* _DIRECTIONS FOR THIS TASK_: Repeat each record exactly. Any picture gets left out.

* _RECORDED DATA_:
------------------------------------

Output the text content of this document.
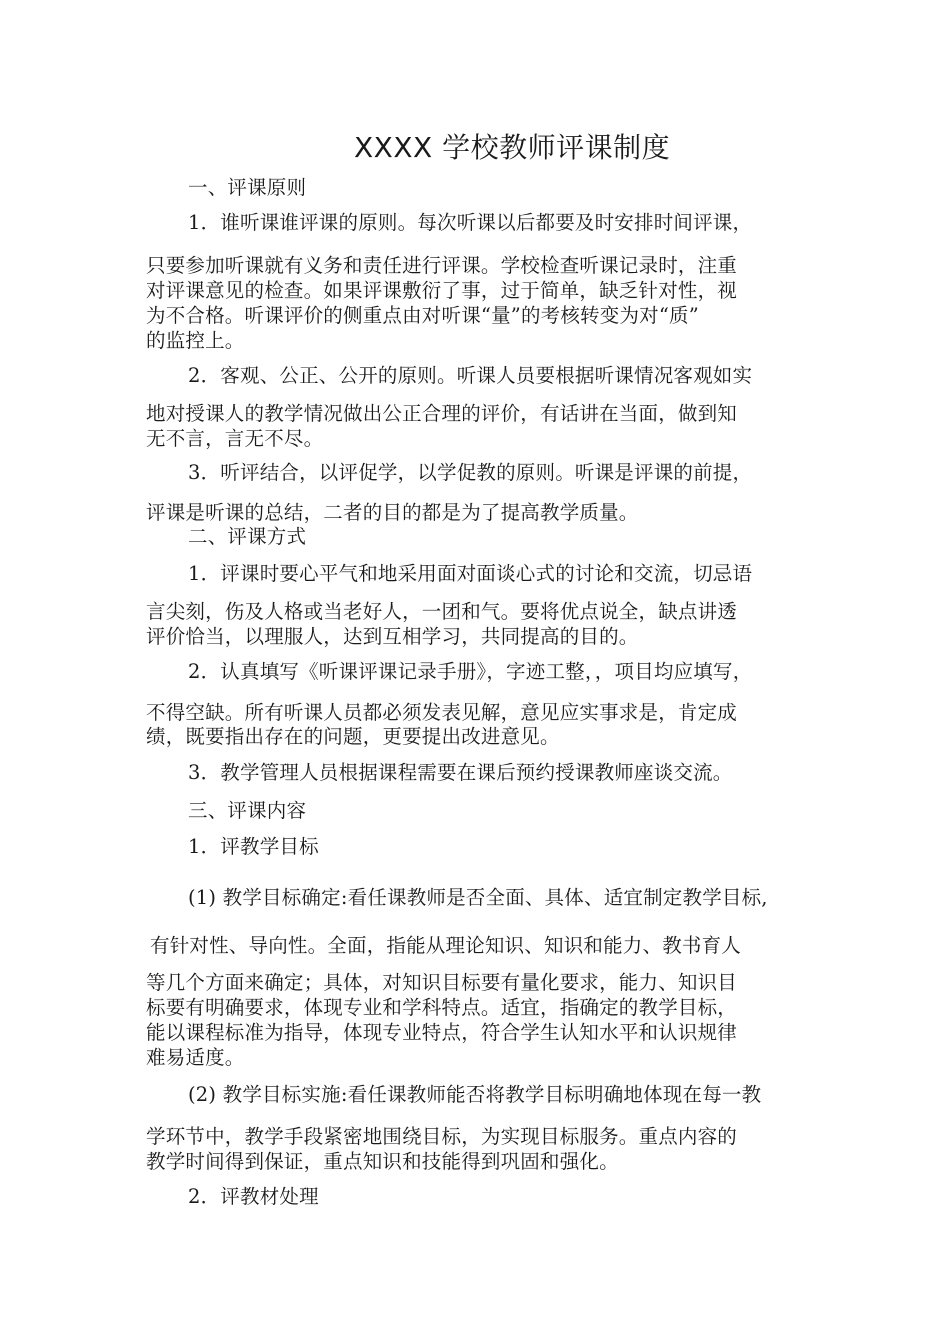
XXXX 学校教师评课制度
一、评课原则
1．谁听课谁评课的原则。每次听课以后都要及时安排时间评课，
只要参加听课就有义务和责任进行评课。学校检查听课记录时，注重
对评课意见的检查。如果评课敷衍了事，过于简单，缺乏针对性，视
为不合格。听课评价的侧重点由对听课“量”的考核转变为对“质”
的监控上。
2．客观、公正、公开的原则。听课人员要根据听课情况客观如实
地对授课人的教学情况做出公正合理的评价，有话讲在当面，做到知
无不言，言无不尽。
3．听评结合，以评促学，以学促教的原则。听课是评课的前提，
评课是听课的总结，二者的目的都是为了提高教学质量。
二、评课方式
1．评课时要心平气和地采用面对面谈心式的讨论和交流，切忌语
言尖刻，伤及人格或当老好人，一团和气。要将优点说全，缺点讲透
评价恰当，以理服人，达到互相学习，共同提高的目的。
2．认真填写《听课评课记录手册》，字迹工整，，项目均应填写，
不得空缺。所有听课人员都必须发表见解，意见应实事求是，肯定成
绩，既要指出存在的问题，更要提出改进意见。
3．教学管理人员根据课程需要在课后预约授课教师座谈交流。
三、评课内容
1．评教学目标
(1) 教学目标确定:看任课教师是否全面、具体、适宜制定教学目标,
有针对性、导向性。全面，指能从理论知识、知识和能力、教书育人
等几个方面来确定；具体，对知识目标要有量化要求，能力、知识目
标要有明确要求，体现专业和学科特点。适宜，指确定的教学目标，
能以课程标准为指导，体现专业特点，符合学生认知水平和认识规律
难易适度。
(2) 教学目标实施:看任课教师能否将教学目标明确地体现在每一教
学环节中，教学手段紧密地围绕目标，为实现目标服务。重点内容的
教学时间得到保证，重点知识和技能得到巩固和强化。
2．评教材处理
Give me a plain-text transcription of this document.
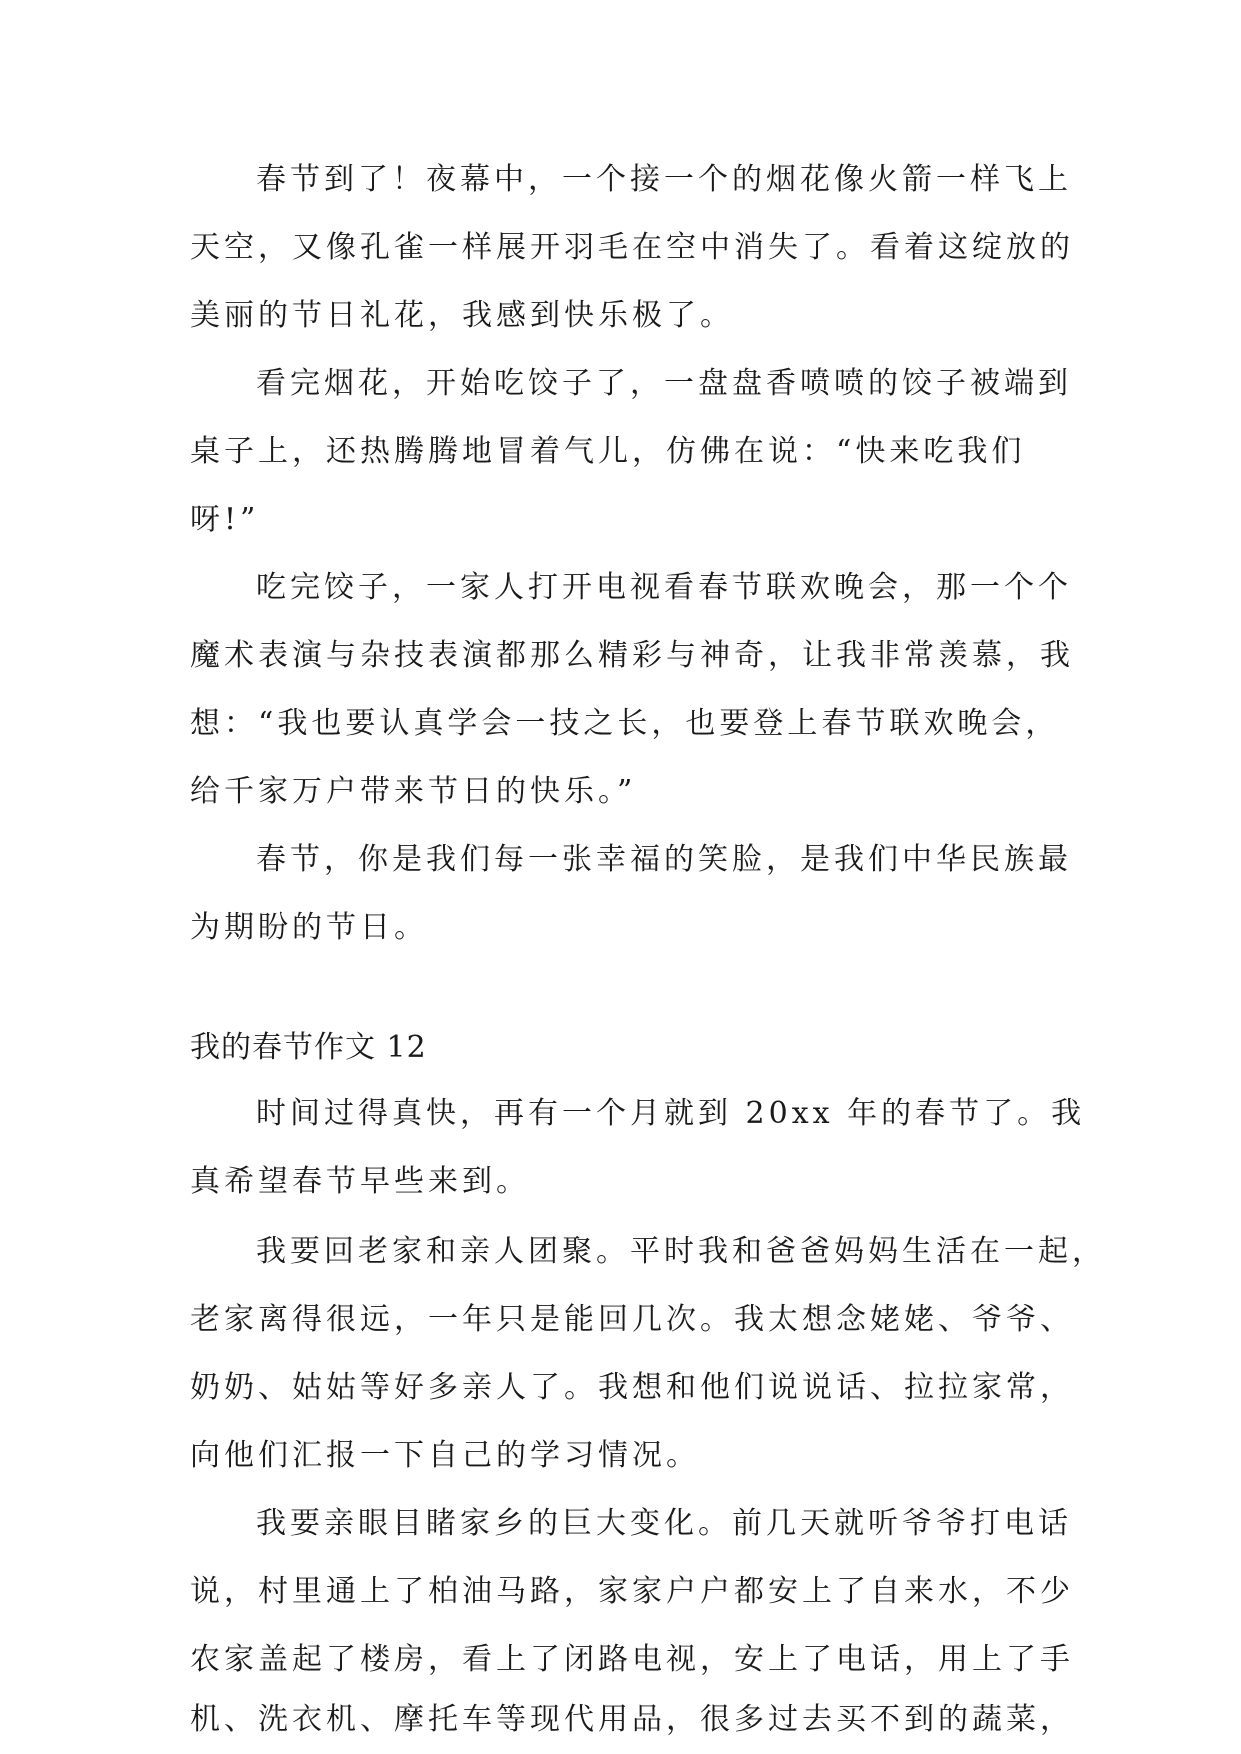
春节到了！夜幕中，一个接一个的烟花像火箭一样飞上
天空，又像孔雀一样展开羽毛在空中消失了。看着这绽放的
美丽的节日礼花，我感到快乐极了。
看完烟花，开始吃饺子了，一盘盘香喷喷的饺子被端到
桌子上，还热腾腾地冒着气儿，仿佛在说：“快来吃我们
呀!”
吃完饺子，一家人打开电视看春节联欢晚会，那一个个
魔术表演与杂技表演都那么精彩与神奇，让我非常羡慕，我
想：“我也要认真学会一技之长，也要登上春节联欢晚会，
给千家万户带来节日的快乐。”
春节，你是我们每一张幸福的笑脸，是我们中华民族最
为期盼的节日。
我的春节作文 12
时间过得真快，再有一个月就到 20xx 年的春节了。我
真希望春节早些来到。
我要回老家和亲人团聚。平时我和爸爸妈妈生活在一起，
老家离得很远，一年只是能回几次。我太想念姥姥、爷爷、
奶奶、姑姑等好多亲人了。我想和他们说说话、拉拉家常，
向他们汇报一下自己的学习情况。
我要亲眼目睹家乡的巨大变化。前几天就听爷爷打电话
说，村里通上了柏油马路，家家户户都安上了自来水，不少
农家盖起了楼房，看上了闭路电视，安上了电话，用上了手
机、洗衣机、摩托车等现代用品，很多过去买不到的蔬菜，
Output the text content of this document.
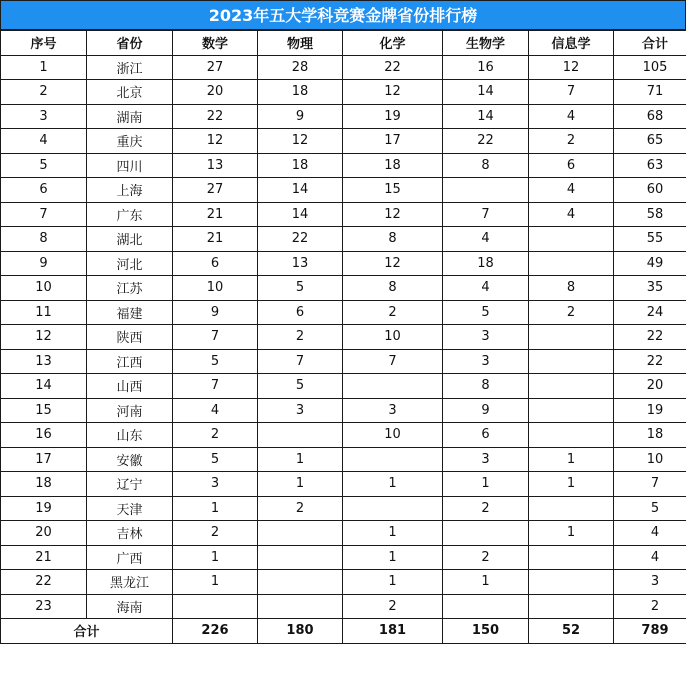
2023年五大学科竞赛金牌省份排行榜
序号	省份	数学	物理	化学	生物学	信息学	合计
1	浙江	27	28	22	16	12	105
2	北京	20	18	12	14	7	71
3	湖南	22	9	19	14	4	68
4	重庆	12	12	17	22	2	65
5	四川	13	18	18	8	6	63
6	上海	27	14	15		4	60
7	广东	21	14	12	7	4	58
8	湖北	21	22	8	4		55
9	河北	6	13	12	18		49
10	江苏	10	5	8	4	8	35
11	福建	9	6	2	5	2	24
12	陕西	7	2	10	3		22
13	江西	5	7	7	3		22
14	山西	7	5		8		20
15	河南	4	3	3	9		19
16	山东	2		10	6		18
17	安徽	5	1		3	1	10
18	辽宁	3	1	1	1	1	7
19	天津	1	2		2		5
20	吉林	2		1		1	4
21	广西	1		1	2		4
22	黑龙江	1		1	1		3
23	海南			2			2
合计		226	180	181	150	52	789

------------------------------------

* _OUTPUT FOR THIS EXERCISE_:
Output the text content of this document.
XXXX 学校教师评课制度
一、评课原则
1．谁听课谁评课的原则。每次听课以后都要及时安排时间评课，
只要参加听课就有义务和责任进行评课。学校检查听课记录时，注重
对评课意见的检查。如果评课敷衍了事，过于简单，缺乏针对性，视
为不合格。听课评价的侧重点由对听课“量”的考核转变为对“质”
的监控上。
2．客观、公正、公开的原则。听课人员要根据听课情况客观如实
地对授课人的教学情况做出公正合理的评价，有话讲在当面，做到知
无不言，言无不尽。
3．听评结合，以评促学，以学促教的原则。听课是评课的前提，
评课是听课的总结，二者的目的都是为了提高教学质量。
二、评课方式
1．评课时要心平气和地采用面对面谈心式的讨论和交流，切忌语
言尖刻，伤及人格或当老好人，一团和气。要将优点说全，缺点讲透
评价恰当，以理服人，达到互相学习，共同提高的目的。
2．认真填写《听课评课记录手册》，字迹工整，，项目均应填写，
不得空缺。所有听课人员都必须发表见解，意见应实事求是，肯定成
绩，既要指出存在的问题，更要提出改进意见。
3．教学管理人员根据课程需要在课后预约授课教师座谈交流。
三、评课内容
1．评教学目标
(1) 教学目标确定:看任课教师是否全面、具体、适宜制定教学目标,
有针对性、导向性。全面，指能从理论知识、知识和能力、教书育人
等几个方面来确定；具体，对知识目标要有量化要求，能力、知识目
标要有明确要求，体现专业和学科特点。适宜，指确定的教学目标，
能以课程标准为指导，体现专业特点，符合学生认知水平和认识规律
难易适度。
(2) 教学目标实施:看任课教师能否将教学目标明确地体现在每一教
学环节中，教学手段紧密地围绕目标，为实现目标服务。重点内容的
教学时间得到保证，重点知识和技能得到巩固和强化。
2．评教材处理
Give me a plain-text transcription of this document.
春节到了！夜幕中，一个接一个的烟花像火箭一样飞上
天空，又像孔雀一样展开羽毛在空中消失了。看着这绽放的
美丽的节日礼花，我感到快乐极了。
看完烟花，开始吃饺子了，一盘盘香喷喷的饺子被端到
桌子上，还热腾腾地冒着气儿，仿佛在说：“快来吃我们
呀!”
吃完饺子，一家人打开电视看春节联欢晚会，那一个个
魔术表演与杂技表演都那么精彩与神奇，让我非常羡慕，我
想：“我也要认真学会一技之长，也要登上春节联欢晚会，
给千家万户带来节日的快乐。”
春节，你是我们每一张幸福的笑脸，是我们中华民族最
为期盼的节日。
我的春节作文 12
时间过得真快，再有一个月就到 20xx 年的春节了。我
真希望春节早些来到。
我要回老家和亲人团聚。平时我和爸爸妈妈生活在一起，
老家离得很远，一年只是能回几次。我太想念姥姥、爷爷、
奶奶、姑姑等好多亲人了。我想和他们说说话、拉拉家常，
向他们汇报一下自己的学习情况。
我要亲眼目睹家乡的巨大变化。前几天就听爷爷打电话
说，村里通上了柏油马路，家家户户都安上了自来水，不少
农家盖起了楼房，看上了闭路电视，安上了电话，用上了手
机、洗衣机、摩托车等现代用品，很多过去买不到的蔬菜，
Output the text content of this document.
2023年五大学科竞赛金牌省份排行榜
序号	省份	数学	物理	化学	生物学	信息学	合计
1	浙江	27	28	22	16	12	105
2	北京	20	18	12	14	7	71
3	湖南	22	9	19	14	4	68
4	重庆	12	12	17	22	2	65
5	四川	13	18	18	8	6	63
6	上海	27	14	15		4	60
7	广东	21	14	12	7	4	58
8	湖北	21	22	8	4		55
9	河北	6	13	12	18		49
10	江苏	10	5	8	4	8	35
11	福建	9	6	2	5	2	24
12	陕西	7	2	10	3		22
13	江西	5	7	7	3		22
14	山西	7	5		8		20
15	河南	4	3	3	9		19
16	山东	2		10	6		18
17	安徽	5	1		3	1	10
18	辽宁	3	1	1	1	1	7
19	天津	1	2		2		5
20	吉林	2		1		1	4
21	广西	1		1	2		4
22	黑龙江	1		1	1		3
23	海南			2			2
合计		226	180	181	150	52	789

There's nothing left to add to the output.